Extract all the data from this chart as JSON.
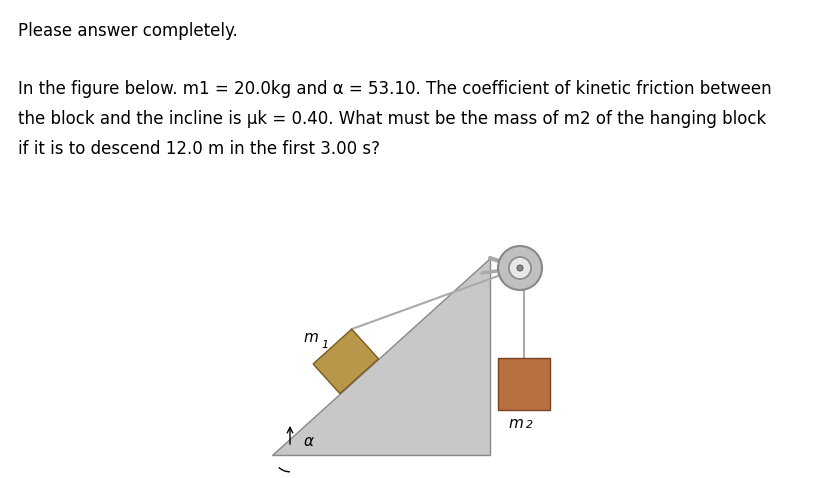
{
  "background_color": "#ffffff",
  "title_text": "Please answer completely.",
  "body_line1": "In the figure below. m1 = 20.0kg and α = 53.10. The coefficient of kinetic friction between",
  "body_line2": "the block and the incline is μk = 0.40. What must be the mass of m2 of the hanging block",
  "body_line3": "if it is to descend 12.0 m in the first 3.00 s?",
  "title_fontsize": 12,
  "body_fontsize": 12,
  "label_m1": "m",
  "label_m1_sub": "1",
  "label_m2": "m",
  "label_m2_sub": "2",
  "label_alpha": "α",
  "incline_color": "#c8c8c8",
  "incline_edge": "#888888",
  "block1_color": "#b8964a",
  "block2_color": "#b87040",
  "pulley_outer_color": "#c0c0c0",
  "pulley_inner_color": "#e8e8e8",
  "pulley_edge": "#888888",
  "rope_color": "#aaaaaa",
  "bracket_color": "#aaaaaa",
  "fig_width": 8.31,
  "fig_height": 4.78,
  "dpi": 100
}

** DIRECTION **
Write the records out once more, exactly as they appear, with no pictures.

** THE RESULT **
Extract all the data from this chart as JSON.
{
  "background_color": "#ffffff",
  "title_text": "Please answer completely.",
  "body_line1": "In the figure below. m1 = 20.0kg and α = 53.10. The coefficient of kinetic friction between",
  "body_line2": "the block and the incline is μk = 0.40. What must be the mass of m2 of the hanging block",
  "body_line3": "if it is to descend 12.0 m in the first 3.00 s?",
  "title_fontsize": 12,
  "body_fontsize": 12,
  "label_m1": "m",
  "label_m1_sub": "1",
  "label_m2": "m",
  "label_m2_sub": "2",
  "label_alpha": "α",
  "incline_color": "#c8c8c8",
  "incline_edge": "#888888",
  "block1_color": "#b8964a",
  "block2_color": "#b87040",
  "pulley_outer_color": "#c0c0c0",
  "pulley_inner_color": "#e8e8e8",
  "pulley_edge": "#888888",
  "rope_color": "#aaaaaa",
  "bracket_color": "#aaaaaa",
  "fig_width": 8.31,
  "fig_height": 4.78,
  "dpi": 100
}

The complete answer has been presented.